__Task prompt__.
Which lines include the word "your"? Copy each of them.
begin Data for this exercise
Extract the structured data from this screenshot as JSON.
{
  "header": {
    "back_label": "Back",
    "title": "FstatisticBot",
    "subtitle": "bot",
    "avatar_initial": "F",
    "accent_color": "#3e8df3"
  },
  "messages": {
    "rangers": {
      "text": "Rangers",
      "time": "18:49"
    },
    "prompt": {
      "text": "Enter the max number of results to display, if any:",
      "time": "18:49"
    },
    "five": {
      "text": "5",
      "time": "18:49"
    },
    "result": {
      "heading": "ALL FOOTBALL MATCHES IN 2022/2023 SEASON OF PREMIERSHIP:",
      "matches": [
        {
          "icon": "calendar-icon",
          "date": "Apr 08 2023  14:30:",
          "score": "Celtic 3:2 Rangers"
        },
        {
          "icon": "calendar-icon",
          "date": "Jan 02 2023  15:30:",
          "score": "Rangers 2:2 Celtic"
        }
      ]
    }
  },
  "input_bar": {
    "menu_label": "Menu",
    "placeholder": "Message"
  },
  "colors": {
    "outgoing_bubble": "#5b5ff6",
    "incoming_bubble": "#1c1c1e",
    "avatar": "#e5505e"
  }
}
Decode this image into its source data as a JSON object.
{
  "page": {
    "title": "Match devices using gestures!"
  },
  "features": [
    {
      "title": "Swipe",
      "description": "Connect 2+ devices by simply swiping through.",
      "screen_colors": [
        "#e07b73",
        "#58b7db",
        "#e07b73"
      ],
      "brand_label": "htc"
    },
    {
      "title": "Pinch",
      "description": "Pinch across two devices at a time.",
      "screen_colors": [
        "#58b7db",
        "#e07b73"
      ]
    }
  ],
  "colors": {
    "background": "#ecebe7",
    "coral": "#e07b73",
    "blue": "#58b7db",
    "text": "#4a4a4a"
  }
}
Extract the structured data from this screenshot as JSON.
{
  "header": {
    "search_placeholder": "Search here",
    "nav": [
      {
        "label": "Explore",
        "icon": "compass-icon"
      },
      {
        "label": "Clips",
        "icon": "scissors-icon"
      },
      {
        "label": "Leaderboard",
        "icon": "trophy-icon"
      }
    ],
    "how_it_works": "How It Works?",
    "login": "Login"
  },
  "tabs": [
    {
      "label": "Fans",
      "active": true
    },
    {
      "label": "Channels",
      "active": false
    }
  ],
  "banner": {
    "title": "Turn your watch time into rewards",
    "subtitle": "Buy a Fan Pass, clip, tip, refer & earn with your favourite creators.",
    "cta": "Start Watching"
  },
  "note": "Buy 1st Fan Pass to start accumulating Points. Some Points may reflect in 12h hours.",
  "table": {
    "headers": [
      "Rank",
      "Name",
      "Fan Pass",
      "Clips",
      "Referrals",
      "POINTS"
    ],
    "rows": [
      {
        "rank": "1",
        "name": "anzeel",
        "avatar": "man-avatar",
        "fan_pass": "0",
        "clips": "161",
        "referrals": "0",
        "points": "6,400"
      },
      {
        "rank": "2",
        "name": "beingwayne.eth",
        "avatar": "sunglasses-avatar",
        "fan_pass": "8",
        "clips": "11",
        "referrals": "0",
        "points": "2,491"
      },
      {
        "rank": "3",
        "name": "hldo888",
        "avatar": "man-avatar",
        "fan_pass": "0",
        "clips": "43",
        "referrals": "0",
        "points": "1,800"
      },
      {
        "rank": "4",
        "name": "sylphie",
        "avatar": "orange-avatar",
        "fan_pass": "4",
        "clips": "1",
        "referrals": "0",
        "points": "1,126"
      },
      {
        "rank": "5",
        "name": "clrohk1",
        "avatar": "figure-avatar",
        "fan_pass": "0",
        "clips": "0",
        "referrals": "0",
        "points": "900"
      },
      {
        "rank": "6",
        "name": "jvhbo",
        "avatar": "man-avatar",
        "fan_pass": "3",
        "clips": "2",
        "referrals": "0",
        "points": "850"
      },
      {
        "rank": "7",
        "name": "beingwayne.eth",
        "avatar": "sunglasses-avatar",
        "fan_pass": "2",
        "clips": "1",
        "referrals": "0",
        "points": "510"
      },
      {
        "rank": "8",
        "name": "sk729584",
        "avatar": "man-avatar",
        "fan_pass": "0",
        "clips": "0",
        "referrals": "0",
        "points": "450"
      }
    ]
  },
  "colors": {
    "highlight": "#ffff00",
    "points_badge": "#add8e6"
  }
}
end Data for this exercise
__Final result__.
    "title": "Turn your watch time into rewards",
    "subtitle": "Buy a Fan Pass, clip, tip, refer & earn with your favourite creators.",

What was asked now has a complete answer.